• _Stored data_
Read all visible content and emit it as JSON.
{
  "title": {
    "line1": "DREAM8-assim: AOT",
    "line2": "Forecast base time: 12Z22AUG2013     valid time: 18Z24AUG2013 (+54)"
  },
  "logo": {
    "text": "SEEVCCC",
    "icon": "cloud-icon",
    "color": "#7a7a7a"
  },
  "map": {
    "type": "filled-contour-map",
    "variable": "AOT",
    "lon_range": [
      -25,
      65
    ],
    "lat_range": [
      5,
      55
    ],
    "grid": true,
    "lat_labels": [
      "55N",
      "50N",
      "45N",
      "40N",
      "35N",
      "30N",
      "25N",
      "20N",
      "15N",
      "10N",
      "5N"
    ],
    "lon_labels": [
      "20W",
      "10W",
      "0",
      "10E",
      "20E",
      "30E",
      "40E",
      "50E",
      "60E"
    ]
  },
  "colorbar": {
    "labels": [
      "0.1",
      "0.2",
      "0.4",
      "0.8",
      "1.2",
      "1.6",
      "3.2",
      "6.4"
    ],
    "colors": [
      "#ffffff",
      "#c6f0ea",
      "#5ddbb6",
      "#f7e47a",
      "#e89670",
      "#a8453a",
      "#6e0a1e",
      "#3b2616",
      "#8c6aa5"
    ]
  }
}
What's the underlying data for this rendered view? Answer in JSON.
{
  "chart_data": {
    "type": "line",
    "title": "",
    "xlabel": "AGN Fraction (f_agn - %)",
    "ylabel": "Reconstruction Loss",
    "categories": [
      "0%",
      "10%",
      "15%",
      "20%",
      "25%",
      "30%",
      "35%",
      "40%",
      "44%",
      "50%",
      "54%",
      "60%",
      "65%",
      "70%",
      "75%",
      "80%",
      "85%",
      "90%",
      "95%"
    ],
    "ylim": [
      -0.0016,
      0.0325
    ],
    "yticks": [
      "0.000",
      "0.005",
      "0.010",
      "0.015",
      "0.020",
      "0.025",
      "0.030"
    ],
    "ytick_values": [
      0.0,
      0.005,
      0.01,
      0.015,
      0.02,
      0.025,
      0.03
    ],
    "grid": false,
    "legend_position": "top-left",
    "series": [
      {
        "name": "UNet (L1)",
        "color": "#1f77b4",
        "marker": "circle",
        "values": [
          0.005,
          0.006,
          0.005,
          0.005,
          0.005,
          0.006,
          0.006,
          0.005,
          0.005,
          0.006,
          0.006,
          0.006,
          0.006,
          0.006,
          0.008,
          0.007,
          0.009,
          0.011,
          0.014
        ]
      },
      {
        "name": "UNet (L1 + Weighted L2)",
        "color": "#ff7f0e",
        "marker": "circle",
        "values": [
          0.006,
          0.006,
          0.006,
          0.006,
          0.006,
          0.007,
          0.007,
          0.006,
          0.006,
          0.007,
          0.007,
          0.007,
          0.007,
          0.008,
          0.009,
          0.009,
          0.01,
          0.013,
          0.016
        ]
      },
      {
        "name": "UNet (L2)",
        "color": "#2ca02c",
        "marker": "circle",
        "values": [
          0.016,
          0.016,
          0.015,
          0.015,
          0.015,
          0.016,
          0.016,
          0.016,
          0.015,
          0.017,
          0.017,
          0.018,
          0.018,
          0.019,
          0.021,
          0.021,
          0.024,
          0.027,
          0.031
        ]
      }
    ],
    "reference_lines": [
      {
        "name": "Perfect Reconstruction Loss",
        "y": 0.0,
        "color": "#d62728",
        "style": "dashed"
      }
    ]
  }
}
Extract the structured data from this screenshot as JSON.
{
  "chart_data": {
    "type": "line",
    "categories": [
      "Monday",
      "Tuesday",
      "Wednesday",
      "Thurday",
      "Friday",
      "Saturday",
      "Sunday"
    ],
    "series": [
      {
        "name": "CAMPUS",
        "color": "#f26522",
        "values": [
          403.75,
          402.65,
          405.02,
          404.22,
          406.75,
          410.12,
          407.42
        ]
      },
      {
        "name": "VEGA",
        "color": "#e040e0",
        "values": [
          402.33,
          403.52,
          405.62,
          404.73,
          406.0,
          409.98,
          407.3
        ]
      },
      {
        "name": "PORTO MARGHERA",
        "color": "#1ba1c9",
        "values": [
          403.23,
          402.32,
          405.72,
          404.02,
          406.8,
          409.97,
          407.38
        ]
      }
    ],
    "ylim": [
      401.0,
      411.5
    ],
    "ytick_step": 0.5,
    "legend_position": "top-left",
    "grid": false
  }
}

• _What you should do_
Copy out the whole listing, exactly as written.

• _Response to this task_
Read all visible content and emit it as JSON.
{
  "title": {
    "line1": "DREAM8-assim: AOT",
    "line2": "Forecast base time: 12Z22AUG2013     valid time: 18Z24AUG2013 (+54)"
  },
  "logo": {
    "text": "SEEVCCC",
    "icon": "cloud-icon",
    "color": "#7a7a7a"
  },
  "map": {
    "type": "filled-contour-map",
    "variable": "AOT",
    "lon_range": [
      -25,
      65
    ],
    "lat_range": [
      5,
      55
    ],
    "grid": true,
    "lat_labels": [
      "55N",
      "50N",
      "45N",
      "40N",
      "35N",
      "30N",
      "25N",
      "20N",
      "15N",
      "10N",
      "5N"
    ],
    "lon_labels": [
      "20W",
      "10W",
      "0",
      "10E",
      "20E",
      "30E",
      "40E",
      "50E",
      "60E"
    ]
  },
  "colorbar": {
    "labels": [
      "0.1",
      "0.2",
      "0.4",
      "0.8",
      "1.2",
      "1.6",
      "3.2",
      "6.4"
    ],
    "colors": [
      "#ffffff",
      "#c6f0ea",
      "#5ddbb6",
      "#f7e47a",
      "#e89670",
      "#a8453a",
      "#6e0a1e",
      "#3b2616",
      "#8c6aa5"
    ]
  }
}
What's the underlying data for this rendered view? Answer in JSON.
{
  "chart_data": {
    "type": "line",
    "title": "",
    "xlabel": "AGN Fraction (f_agn - %)",
    "ylabel": "Reconstruction Loss",
    "categories": [
      "0%",
      "10%",
      "15%",
      "20%",
      "25%",
      "30%",
      "35%",
      "40%",
      "44%",
      "50%",
      "54%",
      "60%",
      "65%",
      "70%",
      "75%",
      "80%",
      "85%",
      "90%",
      "95%"
    ],
    "ylim": [
      -0.0016,
      0.0325
    ],
    "yticks": [
      "0.000",
      "0.005",
      "0.010",
      "0.015",
      "0.020",
      "0.025",
      "0.030"
    ],
    "ytick_values": [
      0.0,
      0.005,
      0.01,
      0.015,
      0.02,
      0.025,
      0.03
    ],
    "grid": false,
    "legend_position": "top-left",
    "series": [
      {
        "name": "UNet (L1)",
        "color": "#1f77b4",
        "marker": "circle",
        "values": [
          0.005,
          0.006,
          0.005,
          0.005,
          0.005,
          0.006,
          0.006,
          0.005,
          0.005,
          0.006,
          0.006,
          0.006,
          0.006,
          0.006,
          0.008,
          0.007,
          0.009,
          0.011,
          0.014
        ]
      },
      {
        "name": "UNet (L1 + Weighted L2)",
        "color": "#ff7f0e",
        "marker": "circle",
        "values": [
          0.006,
          0.006,
          0.006,
          0.006,
          0.006,
          0.007,
          0.007,
          0.006,
          0.006,
          0.007,
          0.007,
          0.007,
          0.007,
          0.008,
          0.009,
          0.009,
          0.01,
          0.013,
          0.016
        ]
      },
      {
        "name": "UNet (L2)",
        "color": "#2ca02c",
        "marker": "circle",
        "values": [
          0.016,
          0.016,
          0.015,
          0.015,
          0.015,
          0.016,
          0.016,
          0.016,
          0.015,
          0.017,
          0.017,
          0.018,
          0.018,
          0.019,
          0.021,
          0.021,
          0.024,
          0.027,
          0.031
        ]
      }
    ],
    "reference_lines": [
      {
        "name": "Perfect Reconstruction Loss",
        "y": 0.0,
        "color": "#d62728",
        "style": "dashed"
      }
    ]
  }
}
Extract the structured data from this screenshot as JSON.
{
  "chart_data": {
    "type": "line",
    "categories": [
      "Monday",
      "Tuesday",
      "Wednesday",
      "Thurday",
      "Friday",
      "Saturday",
      "Sunday"
    ],
    "series": [
      {
        "name": "CAMPUS",
        "color": "#f26522",
        "values": [
          403.75,
          402.65,
          405.02,
          404.22,
          406.75,
          410.12,
          407.42
        ]
      },
      {
        "name": "VEGA",
        "color": "#e040e0",
        "values": [
          402.33,
          403.52,
          405.62,
          404.73,
          406.0,
          409.98,
          407.3
        ]
      },
      {
        "name": "PORTO MARGHERA",
        "color": "#1ba1c9",
        "values": [
          403.23,
          402.32,
          405.72,
          404.02,
          406.8,
          409.97,
          407.38
        ]
      }
    ],
    "ylim": [
      401.0,
      411.5
    ],
    "ytick_step": 0.5,
    "legend_position": "top-left",
    "grid": false
  }
}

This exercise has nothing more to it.